- TASK DIRECTIONS
Can you write out, word for word, the part of the passage on contentedness that begins with "I struggle. I" and ends with "the Father God."?

So I find myself struggling. How am I supposed to find contentedness? I cannot express my feelings and thoughts in words so I will, once again, borrow from Paul;

“But whatever were gains to me I now consider loss for the sake of Christ. What is more, I consider everything a loss because of the surpassing worth of knowing Christ Jesus my Lord, for whose sake I have lost all things. I consider them garbage, that I may gain Christ and be found in him, not having a righteousness of my own that comes from the law, but that which is through faith in Christ – the righteousness that comes from God on the basis of faith. I want to know Christ – yes, to know the power of his resurrection and participation in his sufferings, becoming like him in his death, and so, somehow, attaining to the resurrection from the dead.” (Philippians 3:7-11)

I struggle. I have a burden for God’s Kingdom that I am helpless to express, let alone achieve. Yet, I have a desire to be content because it is clear that contentedness is a key sign that one is entrusting one’s faith entirely to the Father God.

(Document understanding data)
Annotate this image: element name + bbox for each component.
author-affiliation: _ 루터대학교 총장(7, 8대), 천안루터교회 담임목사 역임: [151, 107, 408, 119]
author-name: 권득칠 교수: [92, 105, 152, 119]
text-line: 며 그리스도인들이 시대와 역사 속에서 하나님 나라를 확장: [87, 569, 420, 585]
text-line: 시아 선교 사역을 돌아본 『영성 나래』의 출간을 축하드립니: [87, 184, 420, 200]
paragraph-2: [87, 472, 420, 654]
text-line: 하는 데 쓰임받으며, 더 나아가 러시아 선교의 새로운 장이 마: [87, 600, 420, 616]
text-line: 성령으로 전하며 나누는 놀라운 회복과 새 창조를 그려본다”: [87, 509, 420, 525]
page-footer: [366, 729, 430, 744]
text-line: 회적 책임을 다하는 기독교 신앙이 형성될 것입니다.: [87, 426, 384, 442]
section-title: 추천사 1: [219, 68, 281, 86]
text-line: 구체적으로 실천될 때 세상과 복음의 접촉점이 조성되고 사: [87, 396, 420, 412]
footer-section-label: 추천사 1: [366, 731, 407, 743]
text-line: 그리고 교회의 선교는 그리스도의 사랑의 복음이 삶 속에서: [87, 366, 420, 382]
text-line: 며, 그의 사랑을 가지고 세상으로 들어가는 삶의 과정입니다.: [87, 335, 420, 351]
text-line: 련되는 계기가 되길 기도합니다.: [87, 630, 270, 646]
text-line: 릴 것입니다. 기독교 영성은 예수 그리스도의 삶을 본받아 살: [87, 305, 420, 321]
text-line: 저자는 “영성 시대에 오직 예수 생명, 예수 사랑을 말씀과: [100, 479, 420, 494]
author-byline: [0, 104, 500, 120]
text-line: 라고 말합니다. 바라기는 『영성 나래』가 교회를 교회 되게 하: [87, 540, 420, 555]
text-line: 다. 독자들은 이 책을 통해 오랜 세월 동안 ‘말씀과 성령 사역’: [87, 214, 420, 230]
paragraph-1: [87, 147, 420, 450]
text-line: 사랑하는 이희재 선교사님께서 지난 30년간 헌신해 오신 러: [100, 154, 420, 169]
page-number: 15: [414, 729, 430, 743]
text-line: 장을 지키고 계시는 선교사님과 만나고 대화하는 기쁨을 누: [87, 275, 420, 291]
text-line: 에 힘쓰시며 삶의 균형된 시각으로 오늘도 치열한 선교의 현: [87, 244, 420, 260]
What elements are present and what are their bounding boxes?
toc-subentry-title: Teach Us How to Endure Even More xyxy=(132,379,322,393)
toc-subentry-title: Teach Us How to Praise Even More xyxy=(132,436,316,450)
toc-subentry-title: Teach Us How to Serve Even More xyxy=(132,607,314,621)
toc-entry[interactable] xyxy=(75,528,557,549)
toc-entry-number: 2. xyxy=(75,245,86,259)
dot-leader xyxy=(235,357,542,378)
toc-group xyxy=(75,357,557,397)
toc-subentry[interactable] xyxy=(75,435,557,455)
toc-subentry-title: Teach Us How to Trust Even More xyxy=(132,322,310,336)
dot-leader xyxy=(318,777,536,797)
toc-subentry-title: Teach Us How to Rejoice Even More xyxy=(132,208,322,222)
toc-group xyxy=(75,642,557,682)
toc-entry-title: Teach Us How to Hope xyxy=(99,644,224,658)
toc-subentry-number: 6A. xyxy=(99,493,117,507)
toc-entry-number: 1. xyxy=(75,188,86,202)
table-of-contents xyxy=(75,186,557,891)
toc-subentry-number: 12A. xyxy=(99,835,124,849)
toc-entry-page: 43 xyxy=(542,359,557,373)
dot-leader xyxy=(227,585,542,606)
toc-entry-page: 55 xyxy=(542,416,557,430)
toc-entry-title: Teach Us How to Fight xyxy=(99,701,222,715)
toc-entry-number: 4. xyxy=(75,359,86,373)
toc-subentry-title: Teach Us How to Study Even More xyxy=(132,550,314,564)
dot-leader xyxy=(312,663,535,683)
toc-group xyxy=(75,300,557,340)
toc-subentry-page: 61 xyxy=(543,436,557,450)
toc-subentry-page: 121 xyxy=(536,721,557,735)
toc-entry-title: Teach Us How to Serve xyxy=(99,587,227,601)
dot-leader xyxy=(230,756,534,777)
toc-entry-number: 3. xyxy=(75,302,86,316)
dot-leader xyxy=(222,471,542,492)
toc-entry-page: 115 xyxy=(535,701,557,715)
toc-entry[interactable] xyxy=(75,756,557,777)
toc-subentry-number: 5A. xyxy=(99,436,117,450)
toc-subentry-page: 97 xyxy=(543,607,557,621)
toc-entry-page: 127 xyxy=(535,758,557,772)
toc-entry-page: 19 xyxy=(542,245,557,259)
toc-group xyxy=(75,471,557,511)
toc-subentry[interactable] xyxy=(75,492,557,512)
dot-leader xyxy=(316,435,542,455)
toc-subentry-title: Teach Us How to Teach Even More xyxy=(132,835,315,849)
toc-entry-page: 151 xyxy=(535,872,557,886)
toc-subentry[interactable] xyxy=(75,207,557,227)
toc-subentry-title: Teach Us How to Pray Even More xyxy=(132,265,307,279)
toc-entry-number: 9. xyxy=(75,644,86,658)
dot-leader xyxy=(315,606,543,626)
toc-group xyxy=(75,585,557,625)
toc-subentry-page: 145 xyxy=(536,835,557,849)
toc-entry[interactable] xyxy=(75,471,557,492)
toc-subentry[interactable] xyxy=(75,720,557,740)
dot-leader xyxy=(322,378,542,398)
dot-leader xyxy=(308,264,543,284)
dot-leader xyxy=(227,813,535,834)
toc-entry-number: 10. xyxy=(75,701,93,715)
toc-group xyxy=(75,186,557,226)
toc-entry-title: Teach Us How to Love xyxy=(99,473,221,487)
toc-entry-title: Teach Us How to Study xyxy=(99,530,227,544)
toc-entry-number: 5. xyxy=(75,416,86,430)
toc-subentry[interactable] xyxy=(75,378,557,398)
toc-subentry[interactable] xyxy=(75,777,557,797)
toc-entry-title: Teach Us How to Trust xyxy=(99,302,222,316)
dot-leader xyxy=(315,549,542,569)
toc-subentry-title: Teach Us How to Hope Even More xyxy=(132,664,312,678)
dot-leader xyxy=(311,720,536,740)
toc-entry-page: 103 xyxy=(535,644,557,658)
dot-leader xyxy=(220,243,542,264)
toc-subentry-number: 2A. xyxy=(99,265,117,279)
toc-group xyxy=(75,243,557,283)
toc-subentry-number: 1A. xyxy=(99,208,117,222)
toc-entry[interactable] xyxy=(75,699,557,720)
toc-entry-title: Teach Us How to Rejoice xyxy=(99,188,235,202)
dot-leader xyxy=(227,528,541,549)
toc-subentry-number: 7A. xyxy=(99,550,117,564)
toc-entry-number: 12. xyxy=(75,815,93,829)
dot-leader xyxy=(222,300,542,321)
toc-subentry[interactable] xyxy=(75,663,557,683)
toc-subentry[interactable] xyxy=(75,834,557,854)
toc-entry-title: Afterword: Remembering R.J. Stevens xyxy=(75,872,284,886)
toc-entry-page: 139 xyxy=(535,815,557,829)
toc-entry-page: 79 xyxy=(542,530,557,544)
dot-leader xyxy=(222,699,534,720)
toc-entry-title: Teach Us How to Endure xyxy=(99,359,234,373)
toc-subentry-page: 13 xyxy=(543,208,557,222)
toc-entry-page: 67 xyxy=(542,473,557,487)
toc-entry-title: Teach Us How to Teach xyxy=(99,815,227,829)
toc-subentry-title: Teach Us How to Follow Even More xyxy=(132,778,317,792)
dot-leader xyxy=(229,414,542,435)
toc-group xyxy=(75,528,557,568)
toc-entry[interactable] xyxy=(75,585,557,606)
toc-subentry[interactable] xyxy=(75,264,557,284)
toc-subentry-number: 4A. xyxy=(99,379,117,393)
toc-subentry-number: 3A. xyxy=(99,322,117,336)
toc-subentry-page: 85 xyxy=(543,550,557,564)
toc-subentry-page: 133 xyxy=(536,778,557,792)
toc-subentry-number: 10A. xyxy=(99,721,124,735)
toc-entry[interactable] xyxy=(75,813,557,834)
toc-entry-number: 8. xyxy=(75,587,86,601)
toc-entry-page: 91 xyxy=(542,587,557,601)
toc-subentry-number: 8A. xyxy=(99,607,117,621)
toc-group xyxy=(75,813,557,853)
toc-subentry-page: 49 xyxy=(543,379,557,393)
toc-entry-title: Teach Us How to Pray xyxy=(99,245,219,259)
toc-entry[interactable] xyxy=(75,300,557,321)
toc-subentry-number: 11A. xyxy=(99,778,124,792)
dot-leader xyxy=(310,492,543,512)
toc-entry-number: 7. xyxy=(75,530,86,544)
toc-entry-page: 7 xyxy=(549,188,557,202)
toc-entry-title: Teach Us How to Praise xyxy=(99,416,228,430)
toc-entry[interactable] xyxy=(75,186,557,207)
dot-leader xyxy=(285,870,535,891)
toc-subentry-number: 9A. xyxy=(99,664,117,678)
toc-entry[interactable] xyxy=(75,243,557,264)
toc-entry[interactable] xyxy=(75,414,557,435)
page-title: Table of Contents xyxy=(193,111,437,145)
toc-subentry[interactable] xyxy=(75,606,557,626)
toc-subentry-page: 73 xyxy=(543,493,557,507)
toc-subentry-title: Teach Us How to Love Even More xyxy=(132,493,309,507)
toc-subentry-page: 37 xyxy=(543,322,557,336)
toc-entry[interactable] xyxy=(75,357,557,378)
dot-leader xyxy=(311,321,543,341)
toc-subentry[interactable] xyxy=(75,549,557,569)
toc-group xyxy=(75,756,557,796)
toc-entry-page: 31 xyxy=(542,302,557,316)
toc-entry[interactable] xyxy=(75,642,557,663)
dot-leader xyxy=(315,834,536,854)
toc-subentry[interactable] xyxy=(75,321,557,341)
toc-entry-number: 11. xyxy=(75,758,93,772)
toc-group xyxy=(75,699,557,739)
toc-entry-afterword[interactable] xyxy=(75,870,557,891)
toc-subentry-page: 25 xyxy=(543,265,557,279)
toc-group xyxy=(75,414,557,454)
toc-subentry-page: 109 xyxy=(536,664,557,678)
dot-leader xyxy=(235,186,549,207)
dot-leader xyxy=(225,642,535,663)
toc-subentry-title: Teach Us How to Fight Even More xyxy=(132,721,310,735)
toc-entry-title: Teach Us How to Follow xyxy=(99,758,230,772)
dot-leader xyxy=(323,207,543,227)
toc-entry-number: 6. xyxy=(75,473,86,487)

- YOUR RESPONSE
I struggle. I have a burden for God’s Kingdom that I am helpless to express, let alone achieve. Yet, I have a desire to be content because it is clear that contentedness is a key sign that one is entrusting one’s faith entirely to the Father God.